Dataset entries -
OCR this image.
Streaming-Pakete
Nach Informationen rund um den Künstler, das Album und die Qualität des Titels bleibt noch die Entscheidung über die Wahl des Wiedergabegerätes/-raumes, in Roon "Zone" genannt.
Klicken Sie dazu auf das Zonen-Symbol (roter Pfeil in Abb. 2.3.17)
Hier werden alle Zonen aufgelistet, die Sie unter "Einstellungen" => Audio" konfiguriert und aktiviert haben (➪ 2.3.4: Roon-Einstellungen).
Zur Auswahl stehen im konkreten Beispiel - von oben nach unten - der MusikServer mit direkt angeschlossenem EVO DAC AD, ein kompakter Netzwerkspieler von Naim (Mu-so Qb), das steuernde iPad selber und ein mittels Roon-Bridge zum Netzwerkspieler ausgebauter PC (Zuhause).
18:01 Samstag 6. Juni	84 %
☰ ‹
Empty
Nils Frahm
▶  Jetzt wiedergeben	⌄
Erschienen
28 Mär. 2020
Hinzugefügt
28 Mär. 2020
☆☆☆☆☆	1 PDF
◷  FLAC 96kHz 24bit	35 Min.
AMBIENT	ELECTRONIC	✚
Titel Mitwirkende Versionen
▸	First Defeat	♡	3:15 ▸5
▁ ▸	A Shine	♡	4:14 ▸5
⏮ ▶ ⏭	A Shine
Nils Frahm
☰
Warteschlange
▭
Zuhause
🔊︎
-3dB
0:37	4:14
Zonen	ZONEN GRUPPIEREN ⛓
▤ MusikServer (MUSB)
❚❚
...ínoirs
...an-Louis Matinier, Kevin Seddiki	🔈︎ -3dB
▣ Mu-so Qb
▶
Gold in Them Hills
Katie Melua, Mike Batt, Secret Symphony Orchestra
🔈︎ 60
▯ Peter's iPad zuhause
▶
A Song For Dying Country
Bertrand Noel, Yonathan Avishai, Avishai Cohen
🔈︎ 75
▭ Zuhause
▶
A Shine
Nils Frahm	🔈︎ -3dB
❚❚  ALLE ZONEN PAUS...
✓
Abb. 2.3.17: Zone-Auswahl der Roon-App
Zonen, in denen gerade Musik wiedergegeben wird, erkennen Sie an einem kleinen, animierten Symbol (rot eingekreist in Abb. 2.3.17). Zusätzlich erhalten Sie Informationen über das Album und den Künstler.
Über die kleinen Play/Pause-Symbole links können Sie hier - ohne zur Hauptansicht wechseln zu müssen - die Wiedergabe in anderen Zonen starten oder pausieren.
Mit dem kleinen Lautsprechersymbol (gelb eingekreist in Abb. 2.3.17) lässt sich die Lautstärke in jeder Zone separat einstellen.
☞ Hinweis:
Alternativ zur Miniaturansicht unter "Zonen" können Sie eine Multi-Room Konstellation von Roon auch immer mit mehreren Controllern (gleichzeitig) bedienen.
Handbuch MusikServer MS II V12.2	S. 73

TASK DESCRIPTION - Make an exact copy of every entry.

FINAL ANSWER -
OCR this image.
Streaming-Pakete
Nach Informationen rund um den Künstler, das Album und die Qualität des Titels bleibt noch die Entscheidung über die Wahl des Wiedergabegerätes/-raumes, in Roon "Zone" genannt.
Klicken Sie dazu auf das Zonen-Symbol (roter Pfeil in Abb. 2.3.17)
Hier werden alle Zonen aufgelistet, die Sie unter "Einstellungen" => Audio" konfiguriert und aktiviert haben (➪ 2.3.4: Roon-Einstellungen).
Zur Auswahl stehen im konkreten Beispiel - von oben nach unten - der MusikServer mit direkt angeschlossenem EVO DAC AD, ein kompakter Netzwerkspieler von Naim (Mu-so Qb), das steuernde iPad selber und ein mittels Roon-Bridge zum Netzwerkspieler ausgebauter PC (Zuhause).
18:01 Samstag 6. Juni	84 %
☰ ‹
Empty
Nils Frahm
▶  Jetzt wiedergeben	⌄
Erschienen
28 Mär. 2020
Hinzugefügt
28 Mär. 2020
☆☆☆☆☆	1 PDF
◷  FLAC 96kHz 24bit	35 Min.
AMBIENT	ELECTRONIC	✚
Titel Mitwirkende Versionen
▸	First Defeat	♡	3:15 ▸5
▁ ▸	A Shine	♡	4:14 ▸5
⏮ ▶ ⏭	A Shine
Nils Frahm
☰
Warteschlange
▭
Zuhause
🔊︎
-3dB
0:37	4:14
Zonen	ZONEN GRUPPIEREN ⛓
▤ MusikServer (MUSB)
❚❚
...ínoirs
...an-Louis Matinier, Kevin Seddiki	🔈︎ -3dB
▣ Mu-so Qb
▶
Gold in Them Hills
Katie Melua, Mike Batt, Secret Symphony Orchestra
🔈︎ 60
▯ Peter's iPad zuhause
▶
A Song For Dying Country
Bertrand Noel, Yonathan Avishai, Avishai Cohen
🔈︎ 75
▭ Zuhause
▶
A Shine
Nils Frahm	🔈︎ -3dB
❚❚  ALLE ZONEN PAUS...
✓
Abb. 2.3.17: Zone-Auswahl der Roon-App
Zonen, in denen gerade Musik wiedergegeben wird, erkennen Sie an einem kleinen, animierten Symbol (rot eingekreist in Abb. 2.3.17). Zusätzlich erhalten Sie Informationen über das Album und den Künstler.
Über die kleinen Play/Pause-Symbole links können Sie hier - ohne zur Hauptansicht wechseln zu müssen - die Wiedergabe in anderen Zonen starten oder pausieren.
Mit dem kleinen Lautsprechersymbol (gelb eingekreist in Abb. 2.3.17) lässt sich die Lautstärke in jeder Zone separat einstellen.
☞ Hinweis:
Alternativ zur Miniaturansicht unter "Zonen" können Sie eine Multi-Room Konstellation von Roon auch immer mit mehreren Controllern (gleichzeitig) bedienen.
Handbuch MusikServer MS II V12.2	S. 73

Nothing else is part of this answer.